Task details: Give back a single number, the count of lines containing the word "kind".

Data entries:
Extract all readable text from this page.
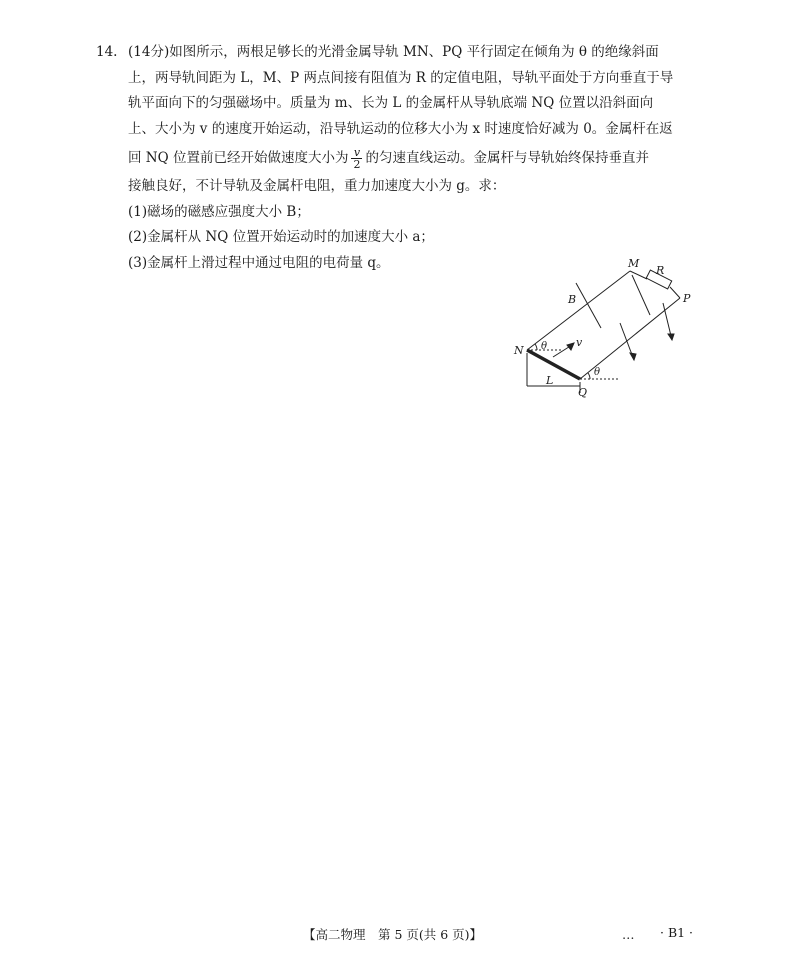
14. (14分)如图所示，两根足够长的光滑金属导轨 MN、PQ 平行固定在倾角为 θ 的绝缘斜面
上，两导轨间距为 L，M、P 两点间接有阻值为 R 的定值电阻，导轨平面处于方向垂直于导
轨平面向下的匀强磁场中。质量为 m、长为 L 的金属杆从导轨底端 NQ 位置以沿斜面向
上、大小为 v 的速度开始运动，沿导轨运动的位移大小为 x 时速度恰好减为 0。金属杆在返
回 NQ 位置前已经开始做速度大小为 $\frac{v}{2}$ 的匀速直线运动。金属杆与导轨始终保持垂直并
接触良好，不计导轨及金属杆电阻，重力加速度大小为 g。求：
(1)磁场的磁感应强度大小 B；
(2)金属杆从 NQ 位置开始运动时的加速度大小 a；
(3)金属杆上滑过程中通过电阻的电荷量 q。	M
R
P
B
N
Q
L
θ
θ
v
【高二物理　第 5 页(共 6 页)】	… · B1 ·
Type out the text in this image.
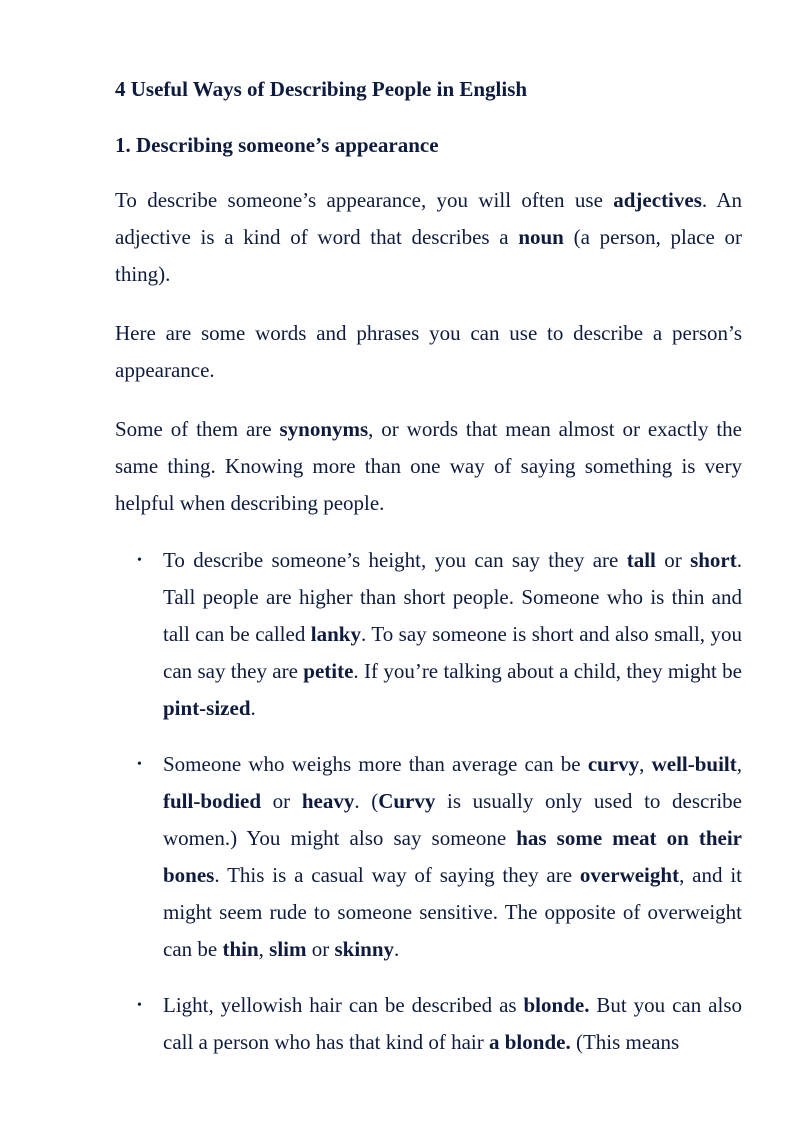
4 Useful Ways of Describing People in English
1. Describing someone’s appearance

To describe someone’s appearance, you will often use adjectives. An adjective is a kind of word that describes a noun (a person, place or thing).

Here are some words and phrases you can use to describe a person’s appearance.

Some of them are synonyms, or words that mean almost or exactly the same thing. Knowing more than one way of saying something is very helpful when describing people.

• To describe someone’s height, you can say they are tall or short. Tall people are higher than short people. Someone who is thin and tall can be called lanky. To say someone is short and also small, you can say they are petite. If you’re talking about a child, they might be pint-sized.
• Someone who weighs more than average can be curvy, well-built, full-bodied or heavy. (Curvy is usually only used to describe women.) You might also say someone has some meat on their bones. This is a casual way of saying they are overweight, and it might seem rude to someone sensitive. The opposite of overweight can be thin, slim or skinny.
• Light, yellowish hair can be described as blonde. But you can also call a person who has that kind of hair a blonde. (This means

Answer in full: 2